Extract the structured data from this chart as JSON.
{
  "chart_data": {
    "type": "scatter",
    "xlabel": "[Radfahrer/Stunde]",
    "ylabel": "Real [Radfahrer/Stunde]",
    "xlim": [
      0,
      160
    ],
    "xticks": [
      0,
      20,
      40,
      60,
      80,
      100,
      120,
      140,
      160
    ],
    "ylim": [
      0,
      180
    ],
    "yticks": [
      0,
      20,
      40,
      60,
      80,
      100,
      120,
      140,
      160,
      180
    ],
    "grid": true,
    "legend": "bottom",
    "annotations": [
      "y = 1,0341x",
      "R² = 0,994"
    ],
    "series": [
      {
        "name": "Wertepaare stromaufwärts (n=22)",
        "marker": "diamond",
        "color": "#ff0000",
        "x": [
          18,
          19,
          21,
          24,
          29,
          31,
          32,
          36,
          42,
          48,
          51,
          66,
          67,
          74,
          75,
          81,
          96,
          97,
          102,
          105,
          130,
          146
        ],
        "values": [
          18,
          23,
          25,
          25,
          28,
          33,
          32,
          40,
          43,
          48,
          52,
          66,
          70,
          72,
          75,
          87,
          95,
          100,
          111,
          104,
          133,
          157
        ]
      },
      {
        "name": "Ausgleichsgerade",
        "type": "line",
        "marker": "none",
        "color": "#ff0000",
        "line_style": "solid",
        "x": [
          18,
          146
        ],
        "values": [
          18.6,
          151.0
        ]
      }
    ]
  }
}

#####

## Your task
Give back the whole listing, word for word.

## Exercise response
Extract the structured data from this chart as JSON.
{
  "chart_data": {
    "type": "scatter",
    "xlabel": "[Radfahrer/Stunde]",
    "ylabel": "Real [Radfahrer/Stunde]",
    "xlim": [
      0,
      160
    ],
    "xticks": [
      0,
      20,
      40,
      60,
      80,
      100,
      120,
      140,
      160
    ],
    "ylim": [
      0,
      180
    ],
    "yticks": [
      0,
      20,
      40,
      60,
      80,
      100,
      120,
      140,
      160,
      180
    ],
    "grid": true,
    "legend": "bottom",
    "annotations": [
      "y = 1,0341x",
      "R² = 0,994"
    ],
    "series": [
      {
        "name": "Wertepaare stromaufwärts (n=22)",
        "marker": "diamond",
        "color": "#ff0000",
        "x": [
          18,
          19,
          21,
          24,
          29,
          31,
          32,
          36,
          42,
          48,
          51,
          66,
          67,
          74,
          75,
          81,
          96,
          97,
          102,
          105,
          130,
          146
        ],
        "values": [
          18,
          23,
          25,
          25,
          28,
          33,
          32,
          40,
          43,
          48,
          52,
          66,
          70,
          72,
          75,
          87,
          95,
          100,
          111,
          104,
          133,
          157
        ]
      },
      {
        "name": "Ausgleichsgerade",
        "type": "line",
        "marker": "none",
        "color": "#ff0000",
        "line_style": "solid",
        "x": [
          18,
          146
        ],
        "values": [
          18.6,
          151.0
        ]
      }
    ]
  }
}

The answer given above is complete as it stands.